=== Exercise ===
Quote the records below in full, exactly as given, with the images taken out.

Figure dataset records
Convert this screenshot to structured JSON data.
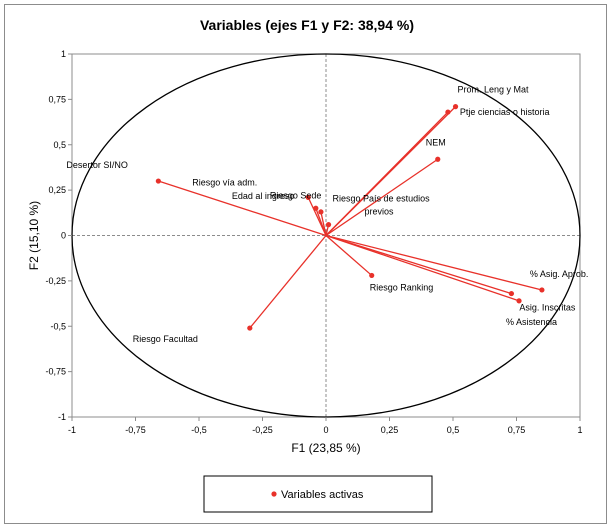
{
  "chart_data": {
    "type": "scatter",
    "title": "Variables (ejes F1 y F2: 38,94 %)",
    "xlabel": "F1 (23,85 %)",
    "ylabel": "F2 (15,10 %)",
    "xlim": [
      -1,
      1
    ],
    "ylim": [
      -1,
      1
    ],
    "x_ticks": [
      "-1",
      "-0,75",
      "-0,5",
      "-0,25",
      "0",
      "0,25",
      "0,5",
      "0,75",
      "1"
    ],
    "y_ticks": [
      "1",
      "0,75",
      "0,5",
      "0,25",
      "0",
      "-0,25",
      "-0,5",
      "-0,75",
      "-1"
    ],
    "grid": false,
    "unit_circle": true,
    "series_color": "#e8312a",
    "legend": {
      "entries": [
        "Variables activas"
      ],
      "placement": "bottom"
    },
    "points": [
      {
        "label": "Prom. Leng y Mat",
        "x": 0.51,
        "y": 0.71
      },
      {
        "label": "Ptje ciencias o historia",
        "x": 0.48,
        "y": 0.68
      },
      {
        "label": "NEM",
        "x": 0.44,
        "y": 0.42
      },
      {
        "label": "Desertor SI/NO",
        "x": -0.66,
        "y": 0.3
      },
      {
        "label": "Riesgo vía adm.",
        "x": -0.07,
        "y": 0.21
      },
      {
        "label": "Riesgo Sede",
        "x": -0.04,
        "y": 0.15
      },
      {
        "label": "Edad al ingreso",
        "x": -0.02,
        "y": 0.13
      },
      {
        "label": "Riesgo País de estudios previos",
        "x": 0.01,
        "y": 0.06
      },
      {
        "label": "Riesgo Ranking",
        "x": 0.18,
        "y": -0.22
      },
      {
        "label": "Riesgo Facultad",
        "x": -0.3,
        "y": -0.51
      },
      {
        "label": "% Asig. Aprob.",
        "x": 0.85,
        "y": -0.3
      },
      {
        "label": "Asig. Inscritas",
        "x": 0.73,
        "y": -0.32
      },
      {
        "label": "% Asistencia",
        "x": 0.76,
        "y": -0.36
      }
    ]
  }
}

=== Task response ===
Convert this screenshot to structured JSON data.
{
  "chart_data": {
    "type": "scatter",
    "title": "Variables (ejes F1 y F2: 38,94 %)",
    "xlabel": "F1 (23,85 %)",
    "ylabel": "F2 (15,10 %)",
    "xlim": [
      -1,
      1
    ],
    "ylim": [
      -1,
      1
    ],
    "x_ticks": [
      "-1",
      "-0,75",
      "-0,5",
      "-0,25",
      "0",
      "0,25",
      "0,5",
      "0,75",
      "1"
    ],
    "y_ticks": [
      "1",
      "0,75",
      "0,5",
      "0,25",
      "0",
      "-0,25",
      "-0,5",
      "-0,75",
      "-1"
    ],
    "grid": false,
    "unit_circle": true,
    "series_color": "#e8312a",
    "legend": {
      "entries": [
        "Variables activas"
      ],
      "placement": "bottom"
    },
    "points": [
      {
        "label": "Prom. Leng y Mat",
        "x": 0.51,
        "y": 0.71
      },
      {
        "label": "Ptje ciencias o historia",
        "x": 0.48,
        "y": 0.68
      },
      {
        "label": "NEM",
        "x": 0.44,
        "y": 0.42
      },
      {
        "label": "Desertor SI/NO",
        "x": -0.66,
        "y": 0.3
      },
      {
        "label": "Riesgo vía adm.",
        "x": -0.07,
        "y": 0.21
      },
      {
        "label": "Riesgo Sede",
        "x": -0.04,
        "y": 0.15
      },
      {
        "label": "Edad al ingreso",
        "x": -0.02,
        "y": 0.13
      },
      {
        "label": "Riesgo País de estudios previos",
        "x": 0.01,
        "y": 0.06
      },
      {
        "label": "Riesgo Ranking",
        "x": 0.18,
        "y": -0.22
      },
      {
        "label": "Riesgo Facultad",
        "x": -0.3,
        "y": -0.51
      },
      {
        "label": "% Asig. Aprob.",
        "x": 0.85,
        "y": -0.3
      },
      {
        "label": "Asig. Inscritas",
        "x": 0.73,
        "y": -0.32
      },
      {
        "label": "% Asistencia",
        "x": 0.76,
        "y": -0.36
      }
    ]
  }
}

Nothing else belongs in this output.